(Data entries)

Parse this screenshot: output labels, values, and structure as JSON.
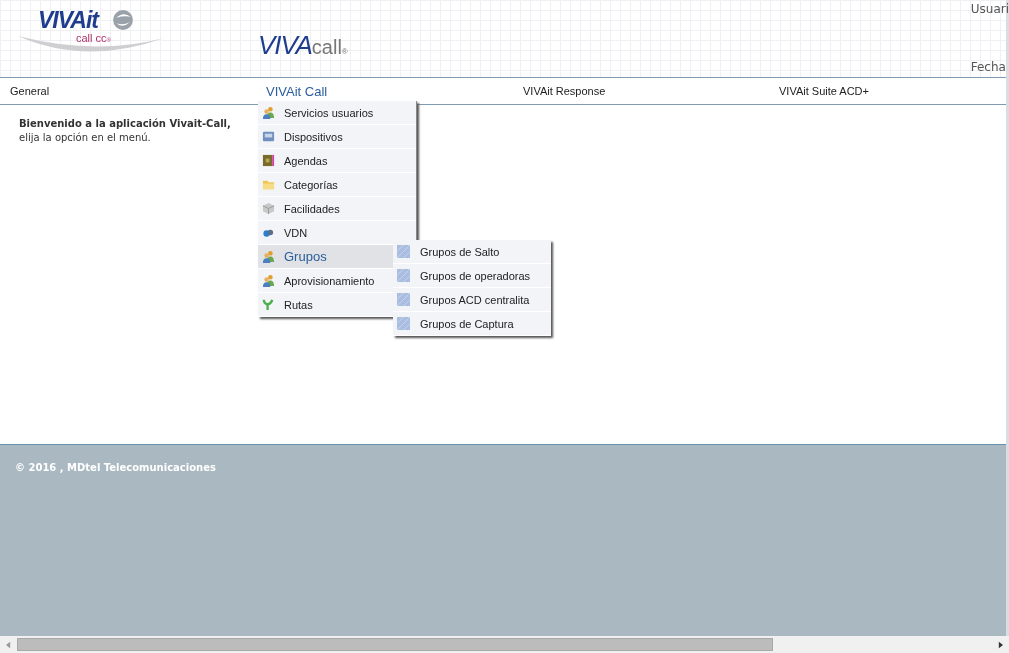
{
  "header": {
    "logo": {
      "brand": "VIVAit",
      "sub": "call cc",
      "mark": "®"
    },
    "app_logo": {
      "bold": "VIVA",
      "light": "call",
      "mark": "®"
    },
    "user_label": "Usuari",
    "date_label": "Fecha"
  },
  "nav": [
    {
      "label": "General",
      "selected": false
    },
    {
      "label": "VIVAit Call",
      "selected": true
    },
    {
      "label": "VIVAit Response",
      "selected": false
    },
    {
      "label": "VIVAit Suite ACD+",
      "selected": false
    }
  ],
  "menu": [
    {
      "label": "Servicios usuarios",
      "kind": "users",
      "selected": false
    },
    {
      "label": "Dispositivos",
      "kind": "device",
      "selected": false
    },
    {
      "label": "Agendas",
      "kind": "book",
      "selected": false
    },
    {
      "label": "Categorías",
      "kind": "folder",
      "selected": false
    },
    {
      "label": "Facilidades",
      "kind": "cube",
      "selected": false
    },
    {
      "label": "VDN",
      "kind": "cloud",
      "selected": false
    },
    {
      "label": "Grupos",
      "kind": "users",
      "selected": true
    },
    {
      "label": "Aprovisionamiento",
      "kind": "users",
      "selected": false
    },
    {
      "label": "Rutas",
      "kind": "plant",
      "selected": false
    }
  ],
  "submenu": [
    {
      "label": "Grupos de Salto"
    },
    {
      "label": "Grupos de operadoras"
    },
    {
      "label": "Grupos ACD centralita"
    },
    {
      "label": "Grupos de Captura"
    }
  ],
  "welcome": {
    "title": "Bienvenido a la aplicación Vivait-Call,",
    "text": "elija la opción en el menú."
  },
  "footer": "© 2016 , MDtel Telecomunicaciones"
}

Brief
Transcribe every line from the records above without alteration, and leave out the images.

Answer for this exercise
Parse this screenshot: output labels, values, and structure as JSON.
{
  "header": {
    "logo": {
      "brand": "VIVAit",
      "sub": "call cc",
      "mark": "®"
    },
    "app_logo": {
      "bold": "VIVA",
      "light": "call",
      "mark": "®"
    },
    "user_label": "Usuari",
    "date_label": "Fecha"
  },
  "nav": [
    {
      "label": "General",
      "selected": false
    },
    {
      "label": "VIVAit Call",
      "selected": true
    },
    {
      "label": "VIVAit Response",
      "selected": false
    },
    {
      "label": "VIVAit Suite ACD+",
      "selected": false
    }
  ],
  "menu": [
    {
      "label": "Servicios usuarios",
      "kind": "users",
      "selected": false
    },
    {
      "label": "Dispositivos",
      "kind": "device",
      "selected": false
    },
    {
      "label": "Agendas",
      "kind": "book",
      "selected": false
    },
    {
      "label": "Categorías",
      "kind": "folder",
      "selected": false
    },
    {
      "label": "Facilidades",
      "kind": "cube",
      "selected": false
    },
    {
      "label": "VDN",
      "kind": "cloud",
      "selected": false
    },
    {
      "label": "Grupos",
      "kind": "users",
      "selected": true
    },
    {
      "label": "Aprovisionamiento",
      "kind": "users",
      "selected": false
    },
    {
      "label": "Rutas",
      "kind": "plant",
      "selected": false
    }
  ],
  "submenu": [
    {
      "label": "Grupos de Salto"
    },
    {
      "label": "Grupos de operadoras"
    },
    {
      "label": "Grupos ACD centralita"
    },
    {
      "label": "Grupos de Captura"
    }
  ],
  "welcome": {
    "title": "Bienvenido a la aplicación Vivait-Call,",
    "text": "elija la opción en el menú."
  },
  "footer": "© 2016 , MDtel Telecomunicaciones"
}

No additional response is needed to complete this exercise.